# Start of DATA SUPPLIED
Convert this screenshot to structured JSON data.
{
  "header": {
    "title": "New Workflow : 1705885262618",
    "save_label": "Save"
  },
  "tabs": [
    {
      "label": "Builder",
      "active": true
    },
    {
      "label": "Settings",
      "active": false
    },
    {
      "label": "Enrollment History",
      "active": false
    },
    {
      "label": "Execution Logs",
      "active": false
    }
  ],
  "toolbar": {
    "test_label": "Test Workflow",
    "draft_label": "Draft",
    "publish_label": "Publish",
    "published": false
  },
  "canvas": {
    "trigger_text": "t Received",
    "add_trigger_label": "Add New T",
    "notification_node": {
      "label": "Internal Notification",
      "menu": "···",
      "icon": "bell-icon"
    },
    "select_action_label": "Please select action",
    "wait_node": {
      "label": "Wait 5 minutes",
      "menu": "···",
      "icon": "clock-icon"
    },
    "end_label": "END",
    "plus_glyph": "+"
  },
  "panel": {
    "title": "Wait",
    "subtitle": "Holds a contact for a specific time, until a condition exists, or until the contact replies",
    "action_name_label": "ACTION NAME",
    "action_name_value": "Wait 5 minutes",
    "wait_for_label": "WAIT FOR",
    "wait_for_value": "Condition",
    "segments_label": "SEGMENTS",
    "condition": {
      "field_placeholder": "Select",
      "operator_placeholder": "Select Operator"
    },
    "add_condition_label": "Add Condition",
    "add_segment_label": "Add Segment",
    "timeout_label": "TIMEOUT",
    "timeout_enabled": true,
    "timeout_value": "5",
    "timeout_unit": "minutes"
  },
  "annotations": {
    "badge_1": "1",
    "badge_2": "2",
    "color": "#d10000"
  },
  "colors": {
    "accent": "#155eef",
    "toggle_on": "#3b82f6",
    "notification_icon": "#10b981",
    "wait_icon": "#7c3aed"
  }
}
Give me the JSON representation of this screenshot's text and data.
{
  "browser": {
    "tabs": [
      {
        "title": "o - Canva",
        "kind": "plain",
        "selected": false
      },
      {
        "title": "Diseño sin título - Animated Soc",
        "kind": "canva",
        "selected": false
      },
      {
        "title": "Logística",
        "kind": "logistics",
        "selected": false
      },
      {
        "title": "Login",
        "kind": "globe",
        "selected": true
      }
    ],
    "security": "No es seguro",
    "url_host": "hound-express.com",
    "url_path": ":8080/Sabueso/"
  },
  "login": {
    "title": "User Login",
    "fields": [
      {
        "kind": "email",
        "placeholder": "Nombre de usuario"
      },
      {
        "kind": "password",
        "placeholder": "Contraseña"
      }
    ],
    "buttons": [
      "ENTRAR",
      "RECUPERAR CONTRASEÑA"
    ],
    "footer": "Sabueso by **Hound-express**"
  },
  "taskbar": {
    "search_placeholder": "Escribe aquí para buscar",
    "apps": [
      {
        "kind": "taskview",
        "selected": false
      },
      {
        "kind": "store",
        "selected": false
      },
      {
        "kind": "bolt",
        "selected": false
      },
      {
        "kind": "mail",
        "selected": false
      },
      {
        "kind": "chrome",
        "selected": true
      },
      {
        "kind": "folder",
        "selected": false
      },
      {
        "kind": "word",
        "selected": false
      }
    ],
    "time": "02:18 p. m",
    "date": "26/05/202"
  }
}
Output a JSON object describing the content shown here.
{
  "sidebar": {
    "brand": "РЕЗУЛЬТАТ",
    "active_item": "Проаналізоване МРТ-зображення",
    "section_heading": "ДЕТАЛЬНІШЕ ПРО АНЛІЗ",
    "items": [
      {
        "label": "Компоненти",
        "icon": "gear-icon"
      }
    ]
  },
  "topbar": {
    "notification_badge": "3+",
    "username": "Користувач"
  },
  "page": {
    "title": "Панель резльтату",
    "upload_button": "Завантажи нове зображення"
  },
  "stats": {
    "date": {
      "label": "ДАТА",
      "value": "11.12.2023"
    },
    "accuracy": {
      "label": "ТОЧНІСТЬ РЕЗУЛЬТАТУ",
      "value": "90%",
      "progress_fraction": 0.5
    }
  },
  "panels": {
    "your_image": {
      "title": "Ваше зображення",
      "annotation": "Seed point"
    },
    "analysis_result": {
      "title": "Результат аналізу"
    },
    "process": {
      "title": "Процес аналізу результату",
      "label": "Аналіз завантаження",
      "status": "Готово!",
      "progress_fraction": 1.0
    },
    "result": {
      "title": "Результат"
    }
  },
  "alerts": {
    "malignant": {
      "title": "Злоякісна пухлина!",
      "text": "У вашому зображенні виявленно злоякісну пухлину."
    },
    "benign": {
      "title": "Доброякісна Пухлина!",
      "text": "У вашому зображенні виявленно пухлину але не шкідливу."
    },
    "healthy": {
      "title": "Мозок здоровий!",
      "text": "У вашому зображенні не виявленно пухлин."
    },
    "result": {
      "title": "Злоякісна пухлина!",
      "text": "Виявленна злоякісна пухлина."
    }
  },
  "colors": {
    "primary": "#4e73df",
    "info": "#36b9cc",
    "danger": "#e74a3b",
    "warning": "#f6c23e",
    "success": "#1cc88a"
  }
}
# End of DATA SUPPLIED
Using the listing above, pull out all lines that hold the word "JSON".

**SOLUTION BELOW**
Convert this screenshot to structured JSON data.
Give me the JSON representation of this screenshot's text and data.
Output a JSON object describing the content shown here.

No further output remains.